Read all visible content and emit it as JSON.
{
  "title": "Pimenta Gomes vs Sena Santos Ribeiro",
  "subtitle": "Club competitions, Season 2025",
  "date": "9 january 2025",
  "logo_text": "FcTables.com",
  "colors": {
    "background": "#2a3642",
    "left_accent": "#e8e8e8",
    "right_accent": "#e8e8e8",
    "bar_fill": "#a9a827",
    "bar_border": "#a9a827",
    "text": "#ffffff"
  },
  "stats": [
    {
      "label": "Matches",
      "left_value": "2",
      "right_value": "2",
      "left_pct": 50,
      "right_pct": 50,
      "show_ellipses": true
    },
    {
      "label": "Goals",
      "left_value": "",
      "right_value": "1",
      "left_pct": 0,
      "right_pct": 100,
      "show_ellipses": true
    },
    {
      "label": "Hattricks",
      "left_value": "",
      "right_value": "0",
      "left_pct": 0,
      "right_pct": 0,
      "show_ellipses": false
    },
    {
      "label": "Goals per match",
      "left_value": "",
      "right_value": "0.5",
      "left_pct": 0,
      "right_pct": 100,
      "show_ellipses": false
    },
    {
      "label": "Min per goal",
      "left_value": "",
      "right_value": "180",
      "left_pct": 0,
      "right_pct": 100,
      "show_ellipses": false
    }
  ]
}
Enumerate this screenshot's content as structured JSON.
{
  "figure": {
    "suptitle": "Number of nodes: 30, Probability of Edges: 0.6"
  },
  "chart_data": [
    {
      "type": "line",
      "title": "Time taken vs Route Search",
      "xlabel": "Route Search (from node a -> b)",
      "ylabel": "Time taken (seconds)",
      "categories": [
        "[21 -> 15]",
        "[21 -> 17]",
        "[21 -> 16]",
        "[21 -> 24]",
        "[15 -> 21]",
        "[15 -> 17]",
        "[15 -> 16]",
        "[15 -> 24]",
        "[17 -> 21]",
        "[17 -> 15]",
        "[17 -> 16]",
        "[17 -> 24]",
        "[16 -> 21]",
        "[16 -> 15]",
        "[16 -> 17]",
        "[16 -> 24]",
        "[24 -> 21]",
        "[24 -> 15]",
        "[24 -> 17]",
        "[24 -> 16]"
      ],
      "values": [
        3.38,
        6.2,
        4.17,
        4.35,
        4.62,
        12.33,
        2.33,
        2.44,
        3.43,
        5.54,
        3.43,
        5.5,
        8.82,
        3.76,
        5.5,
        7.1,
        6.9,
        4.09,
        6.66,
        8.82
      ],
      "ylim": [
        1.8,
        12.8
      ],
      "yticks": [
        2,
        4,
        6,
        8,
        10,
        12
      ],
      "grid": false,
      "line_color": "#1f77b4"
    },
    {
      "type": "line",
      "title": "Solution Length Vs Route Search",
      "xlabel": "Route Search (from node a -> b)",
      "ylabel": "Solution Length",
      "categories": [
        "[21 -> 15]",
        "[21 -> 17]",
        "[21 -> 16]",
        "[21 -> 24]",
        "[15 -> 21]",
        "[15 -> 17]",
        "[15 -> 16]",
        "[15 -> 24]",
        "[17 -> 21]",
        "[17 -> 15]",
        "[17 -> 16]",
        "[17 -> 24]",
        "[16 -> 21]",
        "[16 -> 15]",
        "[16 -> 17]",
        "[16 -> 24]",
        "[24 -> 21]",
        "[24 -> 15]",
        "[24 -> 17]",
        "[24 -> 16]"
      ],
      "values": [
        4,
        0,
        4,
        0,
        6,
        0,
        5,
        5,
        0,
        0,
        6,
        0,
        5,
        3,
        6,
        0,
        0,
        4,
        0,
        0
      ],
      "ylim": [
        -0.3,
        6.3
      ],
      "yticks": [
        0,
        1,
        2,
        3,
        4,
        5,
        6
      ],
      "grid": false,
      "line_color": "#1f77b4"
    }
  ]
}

· · · · ·

• _WHAT YOU HAVE TO DO_
Where a line contains "ylabel", copy that line.

• _WRITTEN ANSWER_
      "ylabel": "Time taken (seconds)",
      "ylabel": "Solution Length",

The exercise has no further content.